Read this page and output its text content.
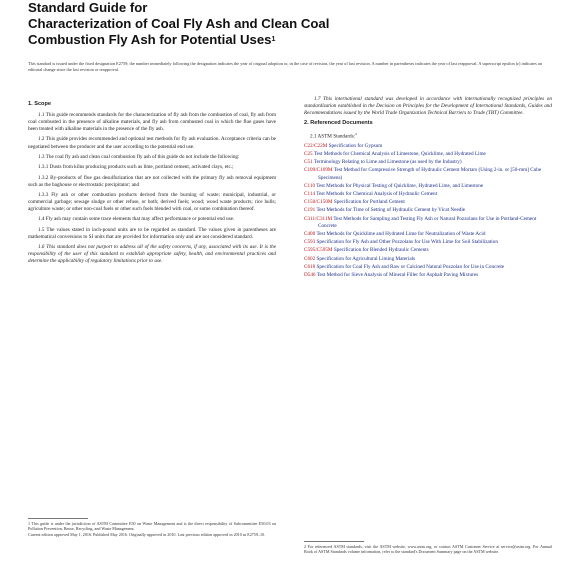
Standard Guide for
Characterization of Coal Fly Ash and Clean Coal
Combustion Fly Ash for Potential Uses$^1$
This standard is issued under the fixed designation E2759; the number immediately following the designation indicates the year of original adoption or, in the case of revision, the year of last revision. A number in parentheses indicates the year of last reapproval. A superscript epsilon (ε) indicates an editorial change since the last revision or reapproval.
1. Scope

1.1 This guide recommends standards for the characterization of fly ash from the combustion of coal, fly ash from coal combusted in the presence of alkaline materials, and fly ash from combusted coal in which the flue gases have been treated with alkaline materials in the presence of the fly ash.

1.2 This guide provides recommended and optional test methods for fly ash evaluation. Acceptance criteria can be negotiated between the producer and the user according to the potential end use.

1.3 The coal fly ash and clean coal combustion fly ash of this guide do not include the following:

1.3.1 Dusts from kilns producing products such as lime, portland cement, activated clays, etc.;

1.3.2 By-products of flue gas desulfurization that are not collected with the primary fly ash removal equipment such as the baghouse or electrostatic precipitator; and

1.3.3 Fly ash or other combustion products derived from the burning of waste; municipal, industrial, or commercial garbage; sewage sludge or other refuse, or both; derived fuels; wood; wood waste products; rice hulls; agriculture waste; or other non-coal fuels or other such fuels blended with coal, or some combination thereof.

1.4 Fly ash may contain some trace elements that may affect performance or potential end use.

1.5 The values stated in inch-pound units are to be regarded as standard. The values given in parentheses are mathematical conversions to SI units that are provided for information only and are not considered standard.

1.6 This standard does not purport to address all of the safety concerns, if any, associated with its use. It is the responsibility of the user of this standard to establish appropriate safety, health, and environmental practices and determine the applicability of regulatory limitations prior to use.

1.7 This international standard was developed in accordance with internationally recognized principles on standardization established in the Decision on Principles for the Development of International Standards, Guides and Recommendations issued by the World Trade Organization Technical Barriers to Trade (TBT) Committee.

2. Referenced Documents
2.1 ASTM Standards:$^2$
C22/C22M Specification for Gypsum
C25 Test Methods for Chemical Analysis of Limestone, Quicklime, and Hydrated Lime
C51 Terminology Relating to Lime and Limestone (as used by the Industry)
C109/C109M Test Method for Compressive Strength of Hydraulic Cement Mortars (Using 2-in. or [50-mm] Cube Specimens)
C110 Test Methods for Physical Testing of Quicklime, Hydrated Lime, and Limestone
C114 Test Methods for Chemical Analysis of Hydraulic Cement
C150/C150M Specification for Portland Cement
C191 Test Methods for Time of Setting of Hydraulic Cement by Vicat Needle
C311/C311M Test Methods for Sampling and Testing Fly Ash or Natural Pozzolans for Use in Portland-Cement Concrete
C400 Test Methods for Quicklime and Hydrated Lime for Neutralization of Waste Acid
C593 Specification for Fly Ash and Other Pozzolans for Use With Lime for Soil Stabilization
C595/C595M Specification for Blended Hydraulic Cements
C602 Specification for Agricultural Liming Materials
C618 Specification for Coal Fly Ash and Raw or Calcined Natural Pozzolan for Use in Concrete
D546 Test Method for Sieve Analysis of Mineral Filler for Asphalt Paving Mixtures
1 This guide is under the jurisdiction of ASTM Committee E50 on Waste Management and is the direct responsibility of Subcommittee E50.03 on Pollution Prevention, Reuse, Recycling, and Waste Management.
Current edition approved May 1, 2016. Published May 2016. Originally approved in 2010. Last previous edition approved in 2010 as E2759–10.
2 For referenced ASTM standards, visit the ASTM website, www.astm.org, or contact ASTM Customer Service at service@astm.org. For Annual Book of ASTM Standards volume information, refer to the standard's Document Summary page on the ASTM website.
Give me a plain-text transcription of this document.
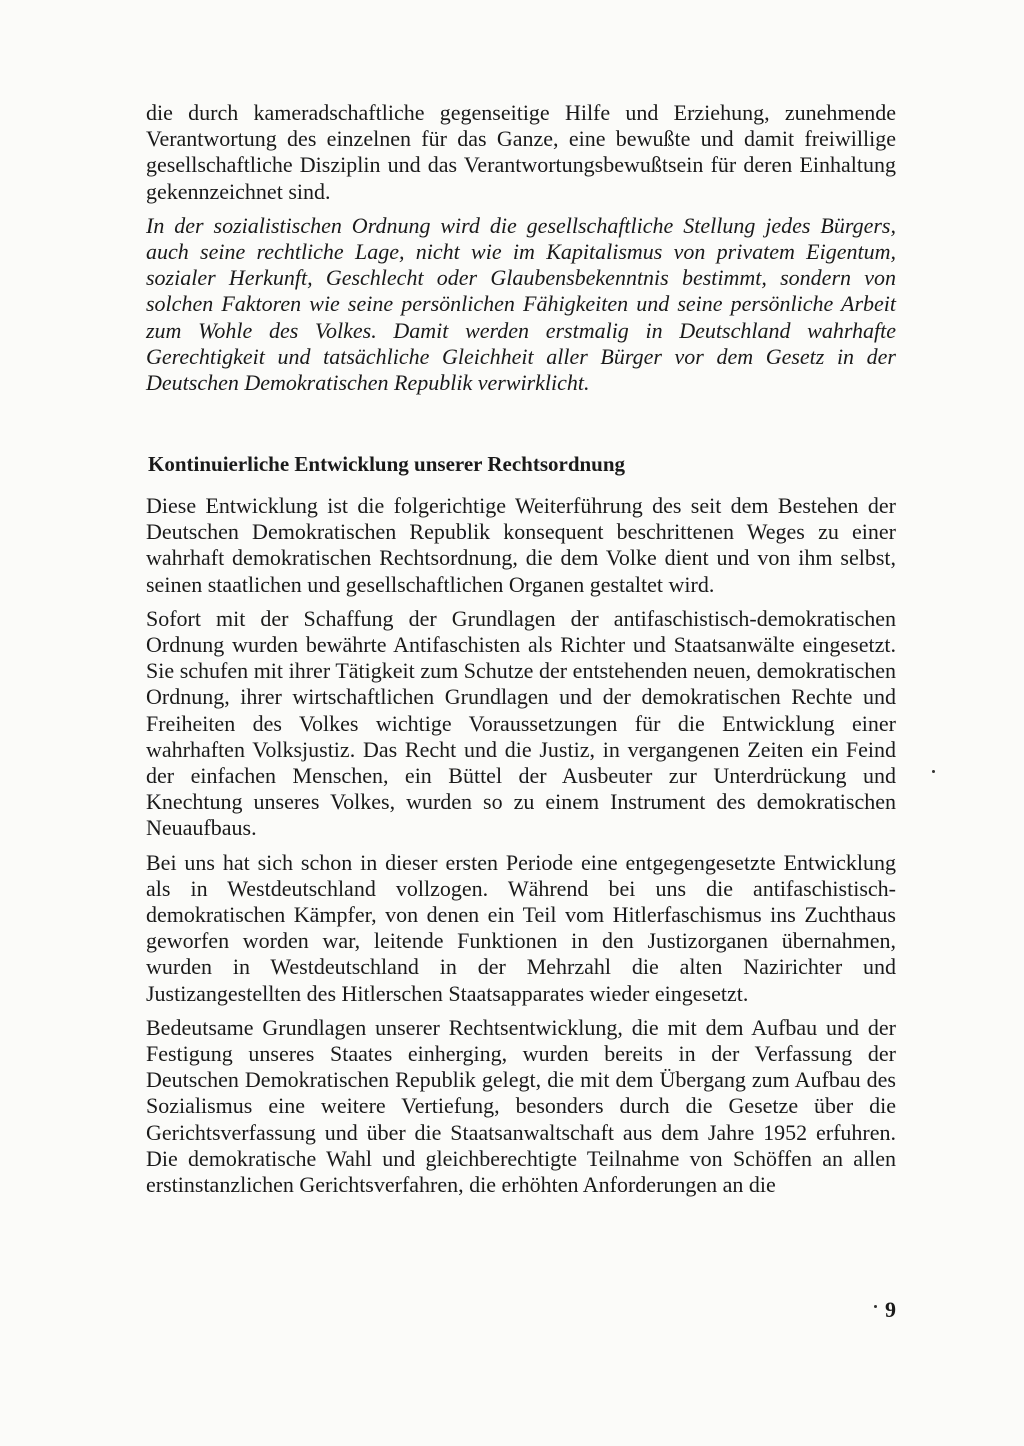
die durch kameradschaftliche gegenseitige Hilfe und Erziehung, zunehmende Verantwortung des einzelnen für das Ganze, eine bewußte und damit freiwillige gesellschaftliche Disziplin und das Verantwortungsbewußtsein für deren Einhaltung gekennzeichnet sind.

In der sozialistischen Ordnung wird die gesellschaftliche Stellung jedes Bürgers, auch seine rechtliche Lage, nicht wie im Kapitalismus von privatem Eigentum, sozialer Herkunft, Geschlecht oder Glaubensbekenntnis bestimmt, sondern von solchen Faktoren wie seine persönlichen Fähigkeiten und seine persönliche Arbeit zum Wohle des Volkes. Damit werden erstmalig in Deutschland wahrhafte Gerechtigkeit und tatsächliche Gleichheit aller Bürger vor dem Gesetz in der Deutschen Demokratischen Republik verwirklicht.

Kontinuierliche Entwicklung unserer Rechtsordnung

Diese Entwicklung ist die folgerichtige Weiterführung des seit dem Bestehen der Deutschen Demokratischen Republik konsequent beschrittenen Weges zu einer wahrhaft demokratischen Rechtsordnung, die dem Volke dient und von ihm selbst, seinen staatlichen und gesellschaftlichen Organen gestaltet wird.

Sofort mit der Schaffung der Grundlagen der antifaschistisch-demokratischen Ordnung wurden bewährte Antifaschisten als Richter und Staatsanwälte eingesetzt. Sie schufen mit ihrer Tätigkeit zum Schutze der entstehenden neuen, demokratischen Ordnung, ihrer wirtschaftlichen Grundlagen und der demokratischen Rechte und Freiheiten des Volkes wichtige Voraussetzungen für die Entwicklung einer wahrhaften Volksjustiz. Das Recht und die Justiz, in vergangenen Zeiten ein Feind der einfachen Menschen, ein Büttel der Ausbeuter zur Unterdrückung und Knechtung unseres Volkes, wurden so zu einem Instrument des demokratischen Neuaufbaus.

Bei uns hat sich schon in dieser ersten Periode eine entgegengesetzte Entwicklung als in Westdeutschland vollzogen. Während bei uns die antifaschistisch-demokratischen Kämpfer, von denen ein Teil vom Hitlerfaschismus ins Zuchthaus geworfen worden war, leitende Funktionen in den Justizorganen übernahmen, wurden in Westdeutschland in der Mehrzahl die alten Nazirichter und Justizangestellten des Hitlerschen Staatsapparates wieder eingesetzt.

Bedeutsame Grundlagen unserer Rechtsentwicklung, die mit dem Aufbau und der Festigung unseres Staates einherging, wurden bereits in der Verfassung der Deutschen Demokratischen Republik gelegt, die mit dem Übergang zum Aufbau des Sozialismus eine weitere Vertiefung, besonders durch die Gesetze über die Gerichtsverfassung und über die Staatsanwaltschaft aus dem Jahre 1952 erfuhren. Die demokratische Wahl und gleichberechtigte Teilnahme von Schöffen an allen erstinstanzlichen Gerichtsverfahren, die erhöhten Anforderungen an die

9
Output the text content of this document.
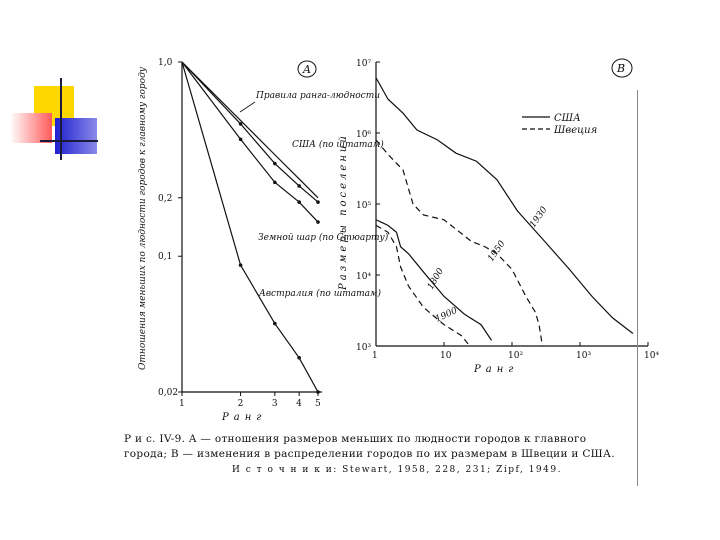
A
Отношения меньших по людности городов к главному городу
Ранг
B
Размеры поселений
Ранг
США
Швеция
Правила ранга-людности
США (по штатам)
Земной шар (по Стюарту)
Австралия (по штатам)
1930
1950
1800
1900
1	2	3 4 5
1,0
0,2
0,1
0,02
1	10	10²	10³	10⁴
10⁷
10⁶
10⁵
10⁴
10³
Р и с. IV-9. A — отношения размеров меньших по людности городов к главного
города; B — изменения в распределении городов по их размерам в Швеции и США.
И с т о ч н и к и: Stewart, 1958, 228, 231; Zipf, 1949.
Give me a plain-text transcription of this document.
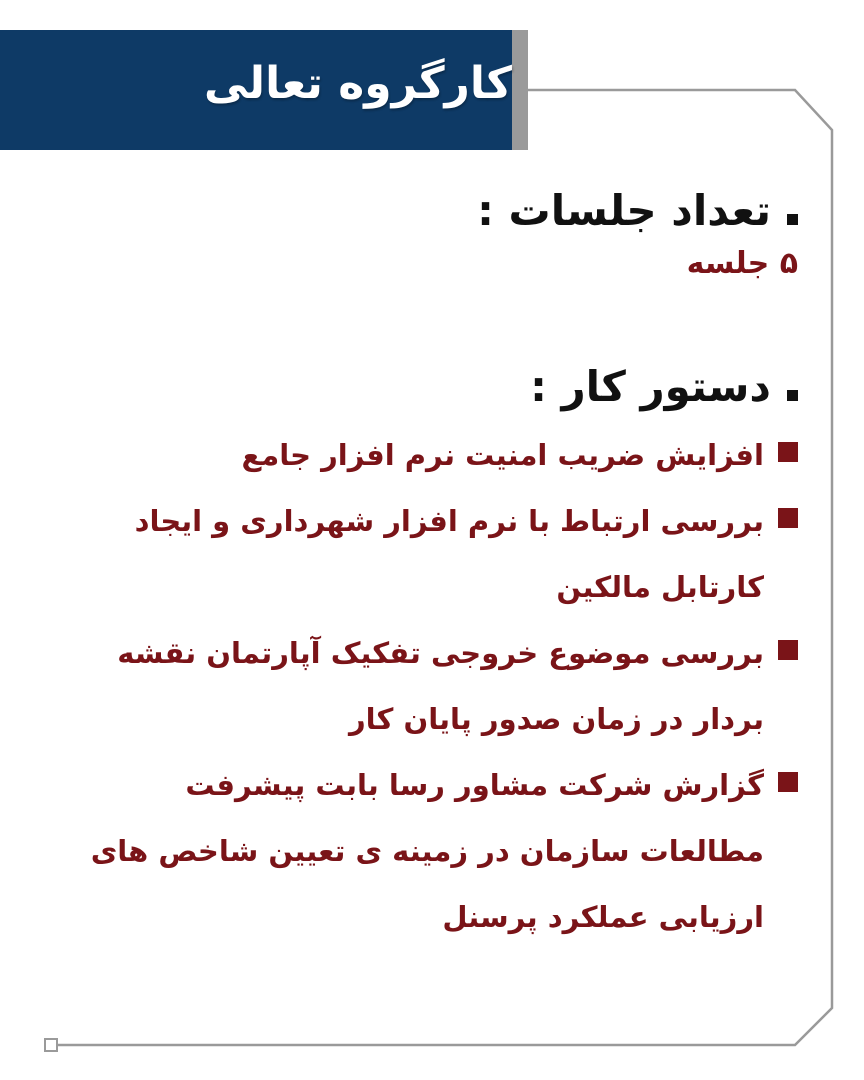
کارگروه تعالی
تعداد جلسات :
۵ جلسه
دستور کار :
افزایش ضریب امنیت نرم افزار جامع
بررسی ارتباط با نرم افزار شهرداری و ایجاد کارتابل مالکین
بررسی موضوع خروجی تفکیک آپارتمان نقشه بردار در زمان صدور پایان کار
گزارش شرکت مشاور رسا بابت پیشرفت مطالعات سازمان در زمینه ی تعیین شاخص های ارزیابی عملکرد پرسنل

····················

EXERCISE REQUIREMENTS
Will you restate every entry word for word and omit the images?

TASK RESPONSE
Read this page and output its text content.
Standard Guide for
Characterization of Coal Fly Ash and Clean Coal
Combustion Fly Ash for Potential Uses$^1$
This standard is issued under the fixed designation E2759; the number immediately following the designation indicates the year of original adoption or, in the case of revision, the year of last revision. A number in parentheses indicates the year of last reapproval. A superscript epsilon (ε) indicates an editorial change since the last revision or reapproval.
1. Scope

1.1 This guide recommends standards for the characterization of fly ash from the combustion of coal, fly ash from coal combusted in the presence of alkaline materials, and fly ash from combusted coal in which the flue gases have been treated with alkaline materials in the presence of the fly ash.

1.2 This guide provides recommended and optional test methods for fly ash evaluation. Acceptance criteria can be negotiated between the producer and the user according to the potential end use.

1.3 The coal fly ash and clean coal combustion fly ash of this guide do not include the following:

1.3.1 Dusts from kilns producing products such as lime, portland cement, activated clays, etc.;

1.3.2 By-products of flue gas desulfurization that are not collected with the primary fly ash removal equipment such as the baghouse or electrostatic precipitator; and

1.3.3 Fly ash or other combustion products derived from the burning of waste; municipal, industrial, or commercial garbage; sewage sludge or other refuse, or both; derived fuels; wood; wood waste products; rice hulls; agriculture waste; or other non-coal fuels or other such fuels blended with coal, or some combination thereof.

1.4 Fly ash may contain some trace elements that may affect performance or potential end use.

1.5 The values stated in inch-pound units are to be regarded as standard. The values given in parentheses are mathematical conversions to SI units that are provided for information only and are not considered standard.

1.6 This standard does not purport to address all of the safety concerns, if any, associated with its use. It is the responsibility of the user of this standard to establish appropriate safety, health, and environmental practices and determine the applicability of regulatory limitations prior to use.

1.7 This international standard was developed in accordance with internationally recognized principles on standardization established in the Decision on Principles for the Development of International Standards, Guides and Recommendations issued by the World Trade Organization Technical Barriers to Trade (TBT) Committee.

2. Referenced Documents
2.1 ASTM Standards:$^2$
C22/C22M Specification for Gypsum
C25 Test Methods for Chemical Analysis of Limestone, Quicklime, and Hydrated Lime
C51 Terminology Relating to Lime and Limestone (as used by the Industry)
C109/C109M Test Method for Compressive Strength of Hydraulic Cement Mortars (Using 2-in. or [50-mm] Cube Specimens)
C110 Test Methods for Physical Testing of Quicklime, Hydrated Lime, and Limestone
C114 Test Methods for Chemical Analysis of Hydraulic Cement
C150/C150M Specification for Portland Cement
C191 Test Methods for Time of Setting of Hydraulic Cement by Vicat Needle
C311/C311M Test Methods for Sampling and Testing Fly Ash or Natural Pozzolans for Use in Portland-Cement Concrete
C400 Test Methods for Quicklime and Hydrated Lime for Neutralization of Waste Acid
C593 Specification for Fly Ash and Other Pozzolans for Use With Lime for Soil Stabilization
C595/C595M Specification for Blended Hydraulic Cements
C602 Specification for Agricultural Liming Materials
C618 Specification for Coal Fly Ash and Raw or Calcined Natural Pozzolan for Use in Concrete
D546 Test Method for Sieve Analysis of Mineral Filler for Asphalt Paving Mixtures
1 This guide is under the jurisdiction of ASTM Committee E50 on Waste Management and is the direct responsibility of Subcommittee E50.03 on Pollution Prevention, Reuse, Recycling, and Waste Management.
Current edition approved May 1, 2016. Published May 2016. Originally approved in 2010. Last previous edition approved in 2010 as E2759–10.
2 For referenced ASTM standards, visit the ASTM website, www.astm.org, or contact ASTM Customer Service at service@astm.org. For Annual Book of ASTM Standards volume information, refer to the standard's Document Summary page on the ASTM website.
Give me a plain-text transcription of this document.
die durch kameradschaftliche gegenseitige Hilfe und Erziehung, zunehmende Verantwortung des einzelnen für das Ganze, eine bewußte und damit freiwillige gesellschaftliche Disziplin und das Verantwortungsbewußtsein für deren Einhaltung gekennzeichnet sind.

In der sozialistischen Ordnung wird die gesellschaftliche Stellung jedes Bürgers, auch seine rechtliche Lage, nicht wie im Kapitalismus von privatem Eigentum, sozialer Herkunft, Geschlecht oder Glaubensbekenntnis bestimmt, sondern von solchen Faktoren wie seine persönlichen Fähigkeiten und seine persönliche Arbeit zum Wohle des Volkes. Damit werden erstmalig in Deutschland wahrhafte Gerechtigkeit und tatsächliche Gleichheit aller Bürger vor dem Gesetz in der Deutschen Demokratischen Republik verwirklicht.

Kontinuierliche Entwicklung unserer Rechtsordnung

Diese Entwicklung ist die folgerichtige Weiterführung des seit dem Bestehen der Deutschen Demokratischen Republik konsequent beschrittenen Weges zu einer wahrhaft demokratischen Rechtsordnung, die dem Volke dient und von ihm selbst, seinen staatlichen und gesellschaftlichen Organen gestaltet wird.

Sofort mit der Schaffung der Grundlagen der antifaschistisch-demokratischen Ordnung wurden bewährte Antifaschisten als Richter und Staatsanwälte eingesetzt. Sie schufen mit ihrer Tätigkeit zum Schutze der entstehenden neuen, demokratischen Ordnung, ihrer wirtschaftlichen Grundlagen und der demokratischen Rechte und Freiheiten des Volkes wichtige Voraussetzungen für die Entwicklung einer wahrhaften Volksjustiz. Das Recht und die Justiz, in vergangenen Zeiten ein Feind der einfachen Menschen, ein Büttel der Ausbeuter zur Unterdrückung und Knechtung unseres Volkes, wurden so zu einem Instrument des demokratischen Neuaufbaus.

Bei uns hat sich schon in dieser ersten Periode eine entgegengesetzte Entwicklung als in Westdeutschland vollzogen. Während bei uns die antifaschistisch-demokratischen Kämpfer, von denen ein Teil vom Hitlerfaschismus ins Zuchthaus geworfen worden war, leitende Funktionen in den Justizorganen übernahmen, wurden in Westdeutschland in der Mehrzahl die alten Nazirichter und Justizangestellten des Hitlerschen Staatsapparates wieder eingesetzt.

Bedeutsame Grundlagen unserer Rechtsentwicklung, die mit dem Aufbau und der Festigung unseres Staates einherging, wurden bereits in der Verfassung der Deutschen Demokratischen Republik gelegt, die mit dem Übergang zum Aufbau des Sozialismus eine weitere Vertiefung, besonders durch die Gesetze über die Gerichtsverfassung und über die Staatsanwaltschaft aus dem Jahre 1952 erfuhren. Die demokratische Wahl und gleichberechtigte Teilnahme von Schöffen an allen erstinstanzlichen Gerichtsverfahren, die erhöhten Anforderungen an die

9
Output the text content of this document.
A
Отношения меньших по людности городов к главному городу
Ранг
B
Размеры поселений
Ранг
США
Швеция
Правила ранга-людности
США (по штатам)
Земной шар (по Стюарту)
Австралия (по штатам)
1930
1950
1800
1900
1	2	3 4 5
1,0
0,2
0,1
0,02
1	10	10²	10³	10⁴
10⁷
10⁶
10⁵
10⁴
10³
Р и с. IV-9. A — отношения размеров меньших по людности городов к главного
города; B — изменения в распределении городов по их размерам в Швеции и США.
И с т о ч н и к и: Stewart, 1958, 228, 231; Zipf, 1949.
Give me a plain-text transcription of this document.
کارگروه تعالی
تعداد جلسات :
۵ جلسه
دستور کار :
افزایش ضریب امنیت نرم افزار جامع
بررسی ارتباط با نرم افزار شهرداری و ایجاد کارتابل مالکین
بررسی موضوع خروجی تفکیک آپارتمان نقشه بردار در زمان صدور پایان کار
گزارش شرکت مشاور رسا بابت پیشرفت مطالعات سازمان در زمینه ی تعیین شاخص های ارزیابی عملکرد پرسنل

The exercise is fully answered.